Written instruction: From the line containing "Extract all readable text from this page." through the last line of the entries, output the text exactly. Pictures stay out.

Stored entries:

^^^^^^^^^^^^^^^^

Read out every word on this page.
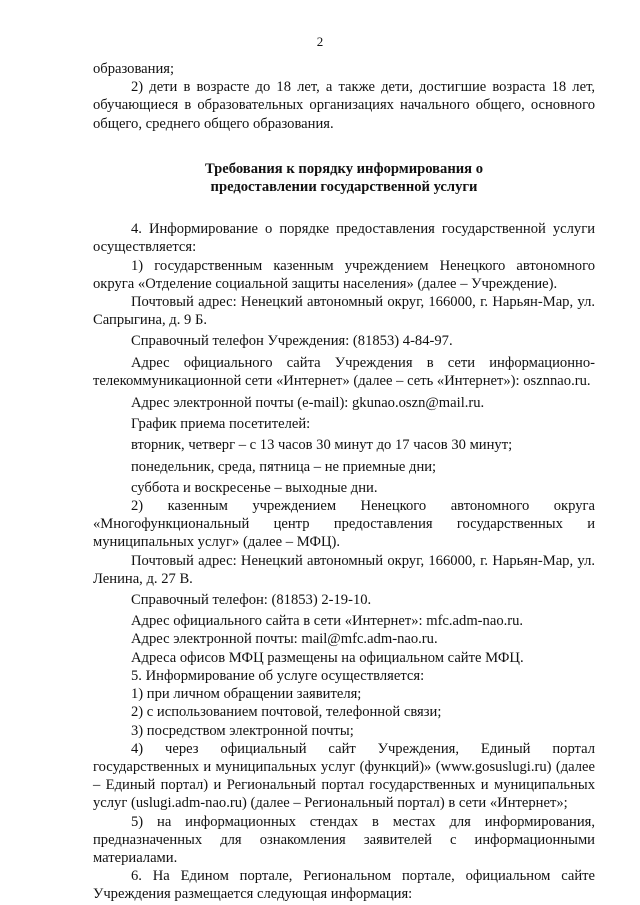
2

образования;

2) дети в возрасте до 18 лет, а также дети, достигшие возраста 18 лет, обучающиеся в образовательных организациях начального общего, основного общего, среднего общего образования.

Требования к порядку информирования о

предоставлении государственной услуги

4. Информирование о порядке предоставления государственной услуги осуществляется:

1) государственным казенным учреждением Ненецкого автономного округа «Отделение социальной защиты населения» (далее – Учреждение).

Почтовый адрес: Ненецкий автономный округ, 166000, г. Нарьян-Мар, ул. Сапрыгина, д. 9 Б.

Справочный телефон Учреждения: (81853) 4-84-97.

Адрес официального сайта Учреждения в сети информационно-телекоммуникационной сети «Интернет» (далее – сеть «Интернет»): osznnao.ru.

Адрес электронной почты (e-mail): gkunao.oszn@mail.ru.

График приема посетителей:

вторник, четверг – с 13 часов 30 минут до 17 часов 30 минут;

понедельник, среда, пятница – не приемные дни;

суббота и воскресенье – выходные дни.

2) казенным учреждением Ненецкого автономного округа «Многофункциональный центр предоставления государственных и муниципальных услуг» (далее – МФЦ).

Почтовый адрес: Ненецкий автономный округ, 166000, г. Нарьян-Мар, ул. Ленина, д. 27 В.

Справочный телефон: (81853) 2-19-10.

Адрес официального сайта в сети «Интернет»: mfc.adm-nao.ru.

Адрес электронной почты: mail@mfc.adm-nao.ru.

Адреса офисов МФЦ размещены на официальном сайте МФЦ.

5. Информирование об услуге осуществляется:

1) при личном обращении заявителя;

2) с использованием почтовой, телефонной связи;

3) посредством электронной почты;

4) через официальный сайт Учреждения, Единый портал государственных и муниципальных услуг (функций)» (www.gosuslugi.ru) (далее – Единый портал) и Региональный портал государственных и муниципальных услуг (uslugi.adm-nao.ru) (далее – Региональный портал) в сети «Интернет»;

5) на информационных стендах в местах для информирования, предназначенных для ознакомления заявителей с информационными материалами.

6. На Едином портале, Региональном портале, официальном сайте Учреждения размещается следующая информация:
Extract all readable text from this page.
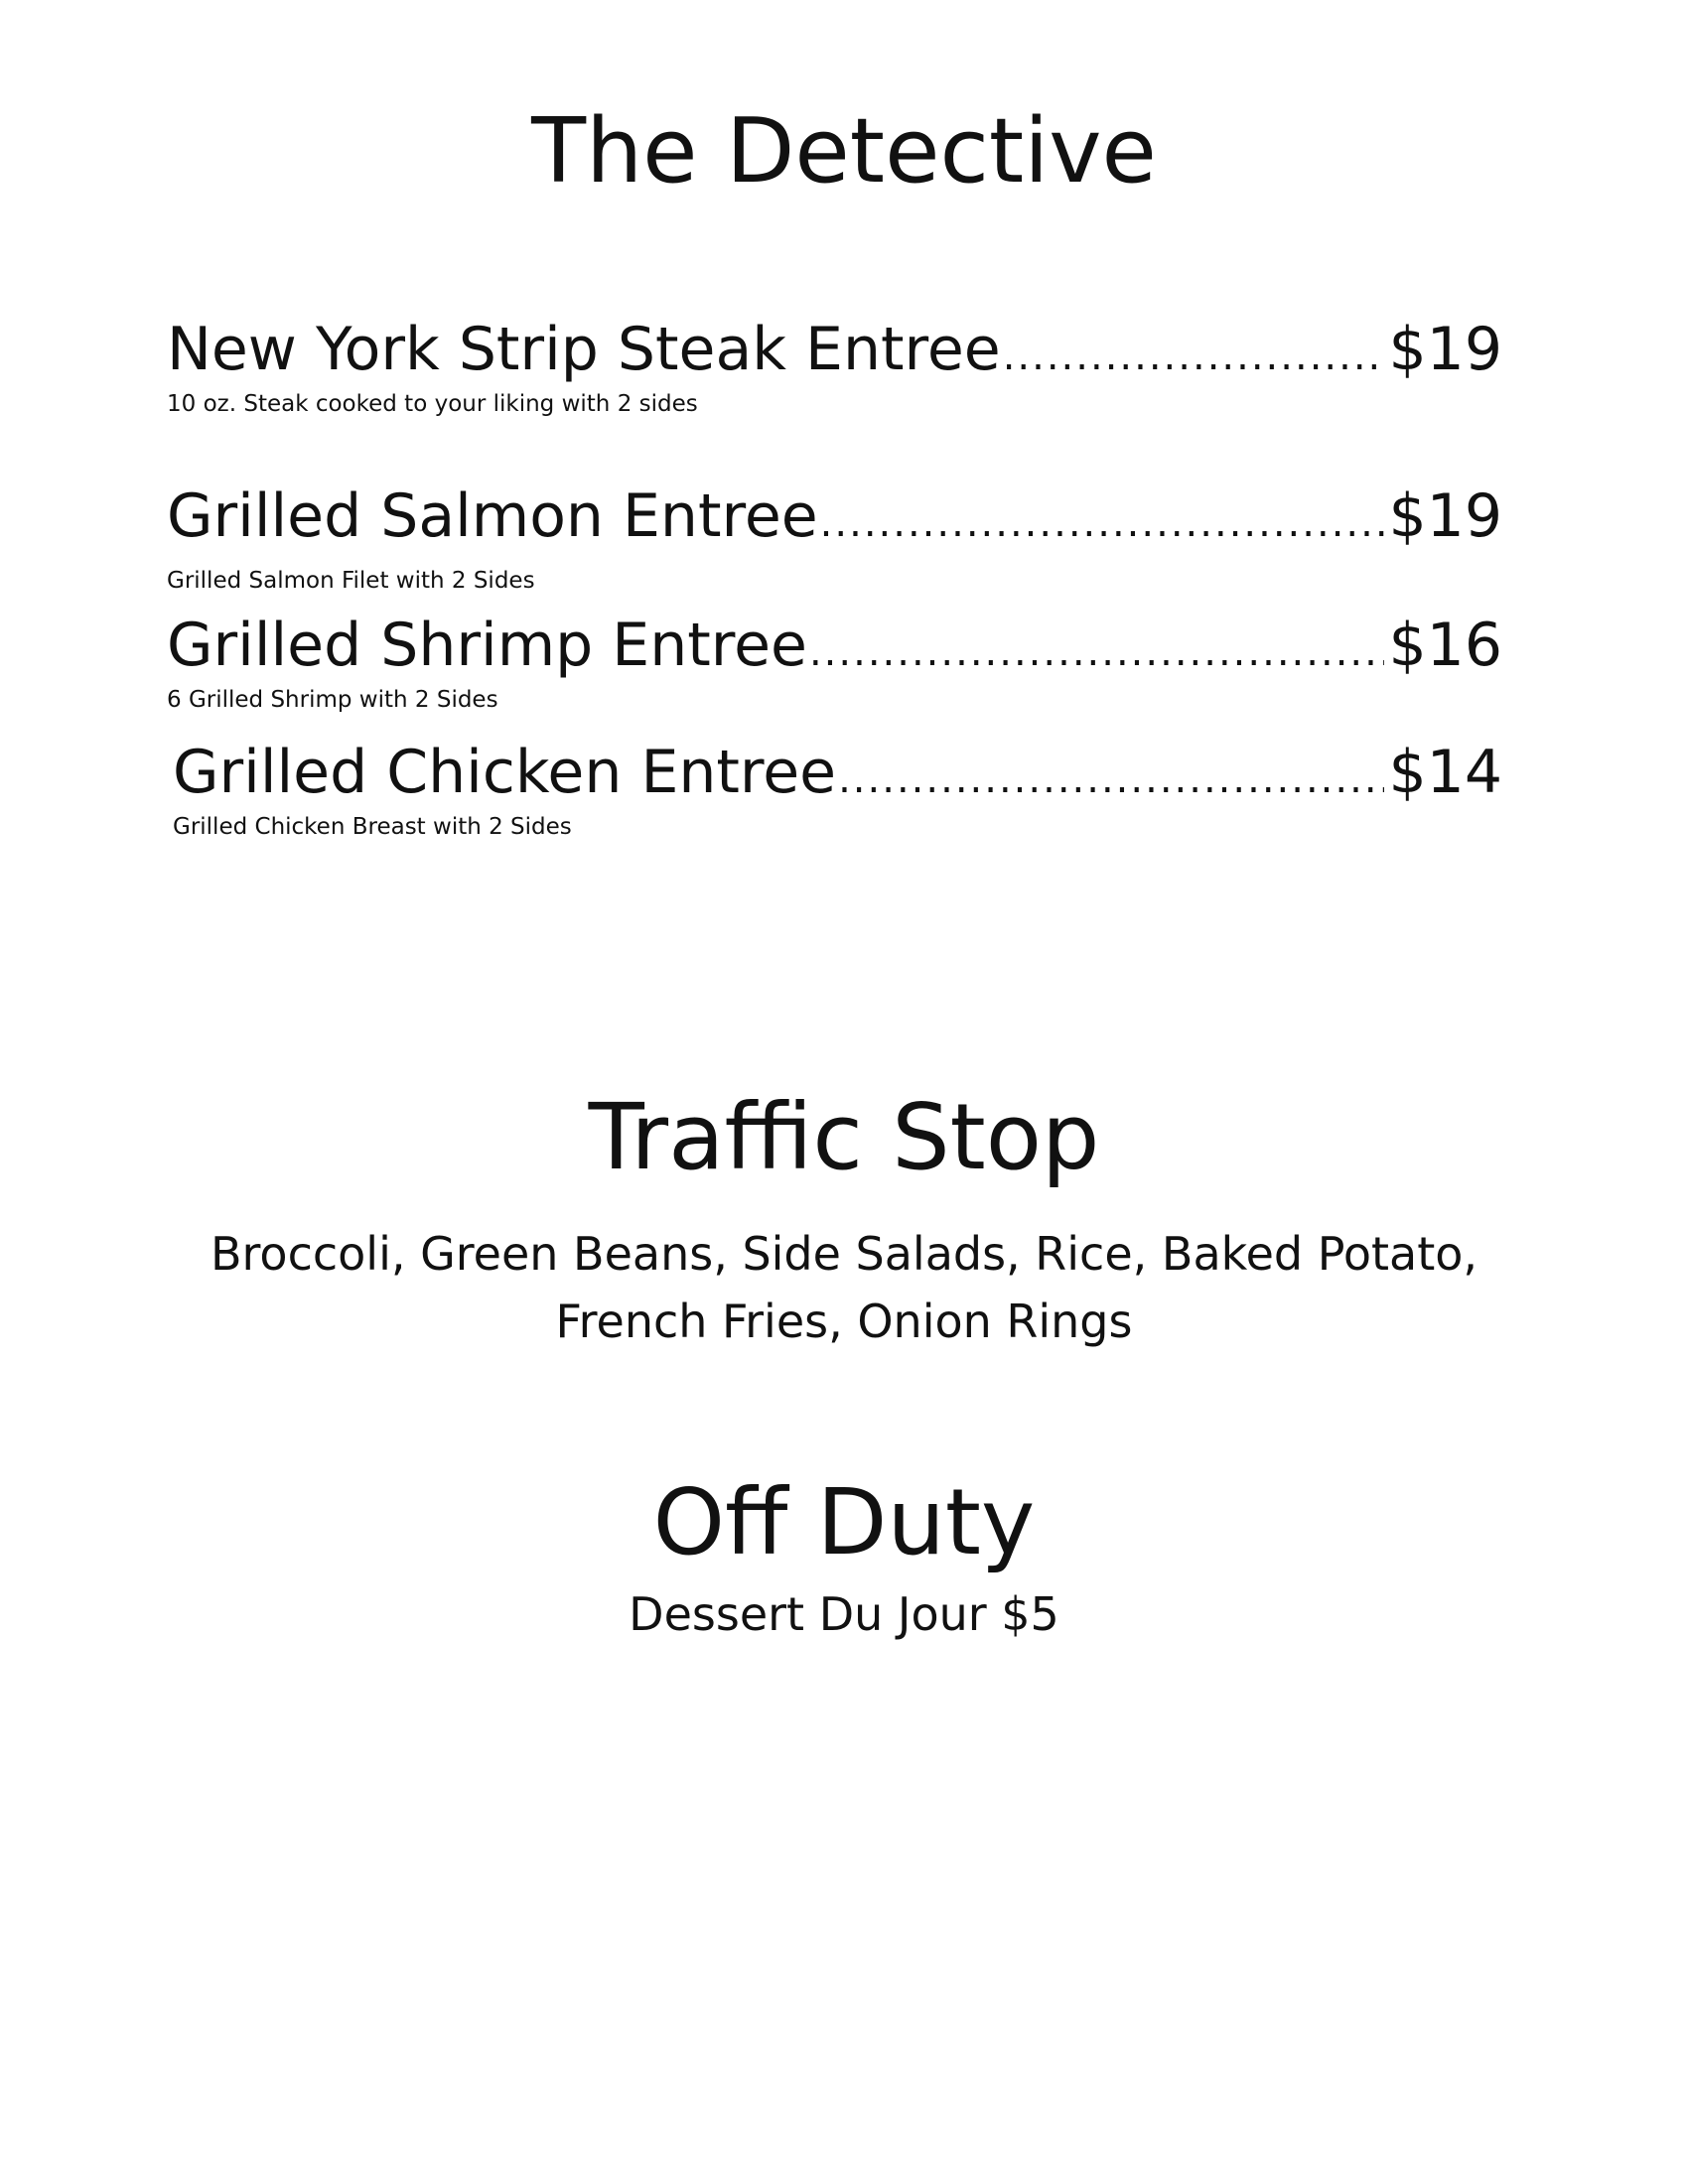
The Detective
New York Strip Steak Entree .....	$19
10 oz. Steak cooked to your liking with 2 sides
Grilled Salmon Entree .....	$19
Grilled Salmon Filet with 2 Sides
Grilled Shrimp Entree .....	$16
6 Grilled Shrimp with 2 Sides
Grilled Chicken Entree .....	$14
Grilled Chicken Breast with 2 Sides
Traffic Stop
Broccoli, Green Beans, Side Salads, Rice, Baked Potato,
French Fries, Onion Rings
Off Duty
Dessert Du Jour $5
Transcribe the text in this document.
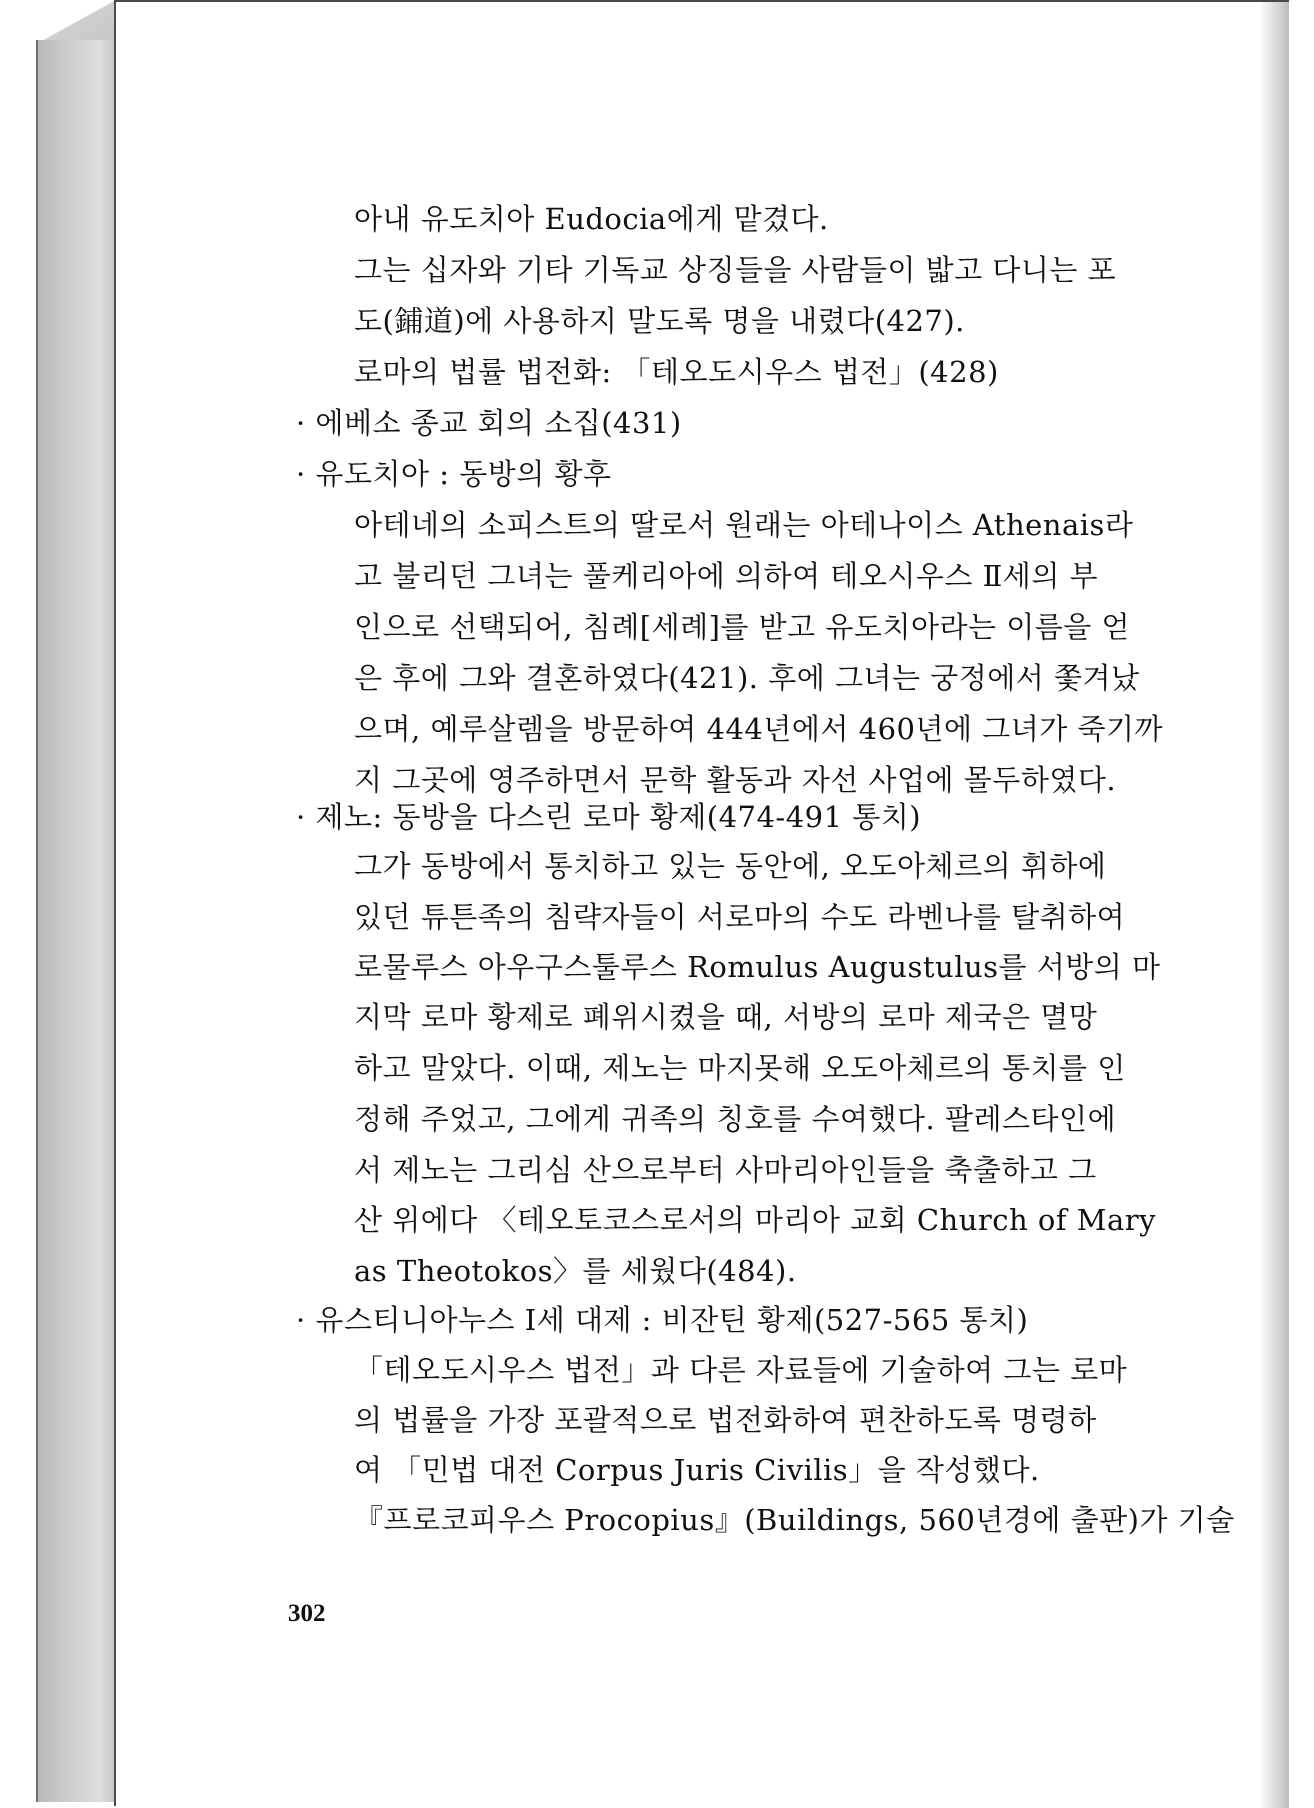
아내 유도치아 Eudocia에게 맡겼다.
그는 십자와 기타 기독교 상징들을 사람들이 밟고 다니는 포
도(鋪道)에 사용하지 말도록 명을 내렸다(427).
로마의 법률 법전화: 「테오도시우스 법전」(428)
· 에베소 종교 회의 소집(431)
· 유도치아 : 동방의 황후
아테네의 소피스트의 딸로서 원래는 아테나이스 Athenais라
고 불리던 그녀는 풀케리아에 의하여 테오시우스 Ⅱ세의 부
인으로 선택되어, 침례[세례]를 받고 유도치아라는 이름을 얻
은 후에 그와 결혼하였다(421). 후에 그녀는 궁정에서 쫓겨났
으며, 예루살렘을 방문하여 444년에서 460년에 그녀가 죽기까
지 그곳에 영주하면서 문학 활동과 자선 사업에 몰두하였다.
· 제노: 동방을 다스린 로마 황제(474-491 통치)
그가 동방에서 통치하고 있는 동안에, 오도아체르의 휘하에
있던 튜튼족의 침략자들이 서로마의 수도 라벤나를 탈취하여
로물루스 아우구스툴루스 Romulus Augustulus를 서방의 마
지막 로마 황제로 폐위시켰을 때, 서방의 로마 제국은 멸망
하고 말았다. 이때, 제노는 마지못해 오도아체르의 통치를 인
정해 주었고, 그에게 귀족의 칭호를 수여했다. 팔레스타인에
서 제노는 그리심 산으로부터 사마리아인들을 축출하고 그
산 위에다 〈테오토코스로서의 마리아 교회 Church of Mary
as Theotokos〉를 세웠다(484).
· 유스티니아누스 Ⅰ세 대제 : 비잔틴 황제(527-565 통치)
「테오도시우스 법전」과 다른 자료들에 기술하여 그는 로마
의 법률을 가장 포괄적으로 법전화하여 편찬하도록 명령하
여 「민법 대전 Corpus Juris Civilis」을 작성했다.
『프로코피우스 Procopius』(Buildings, 560년경에 출판)가 기술
302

^^^^^^^^^^^^^^^^

Response:
Extract all readable text from this page.
The Detective
New York Strip Steak Entree .....	$19
10 oz. Steak cooked to your liking with 2 sides
Grilled Salmon Entree .....	$19
Grilled Salmon Filet with 2 Sides
Grilled Shrimp Entree .....	$16
6 Grilled Shrimp with 2 Sides
Grilled Chicken Entree .....	$14
Grilled Chicken Breast with 2 Sides
Traffic Stop
Broccoli, Green Beans, Side Salads, Rice, Baked Potato,
French Fries, Onion Rings
Off Duty
Dessert Du Jour $5
Transcribe the text in this document.
아내 유도치아 Eudocia에게 맡겼다.
그는 십자와 기타 기독교 상징들을 사람들이 밟고 다니는 포
도(鋪道)에 사용하지 말도록 명을 내렸다(427).
로마의 법률 법전화: 「테오도시우스 법전」(428)
· 에베소 종교 회의 소집(431)
· 유도치아 : 동방의 황후
아테네의 소피스트의 딸로서 원래는 아테나이스 Athenais라
고 불리던 그녀는 풀케리아에 의하여 테오시우스 Ⅱ세의 부
인으로 선택되어, 침례[세례]를 받고 유도치아라는 이름을 얻
은 후에 그와 결혼하였다(421). 후에 그녀는 궁정에서 쫓겨났
으며, 예루살렘을 방문하여 444년에서 460년에 그녀가 죽기까
지 그곳에 영주하면서 문학 활동과 자선 사업에 몰두하였다.
· 제노: 동방을 다스린 로마 황제(474-491 통치)
그가 동방에서 통치하고 있는 동안에, 오도아체르의 휘하에
있던 튜튼족의 침략자들이 서로마의 수도 라벤나를 탈취하여
로물루스 아우구스툴루스 Romulus Augustulus를 서방의 마
지막 로마 황제로 폐위시켰을 때, 서방의 로마 제국은 멸망
하고 말았다. 이때, 제노는 마지못해 오도아체르의 통치를 인
정해 주었고, 그에게 귀족의 칭호를 수여했다. 팔레스타인에
서 제노는 그리심 산으로부터 사마리아인들을 축출하고 그
산 위에다 〈테오토코스로서의 마리아 교회 Church of Mary
as Theotokos〉를 세웠다(484).
· 유스티니아누스 Ⅰ세 대제 : 비잔틴 황제(527-565 통치)
「테오도시우스 법전」과 다른 자료들에 기술하여 그는 로마
의 법률을 가장 포괄적으로 법전화하여 편찬하도록 명령하
여 「민법 대전 Corpus Juris Civilis」을 작성했다.
『프로코피우스 Procopius』(Buildings, 560년경에 출판)가 기술
302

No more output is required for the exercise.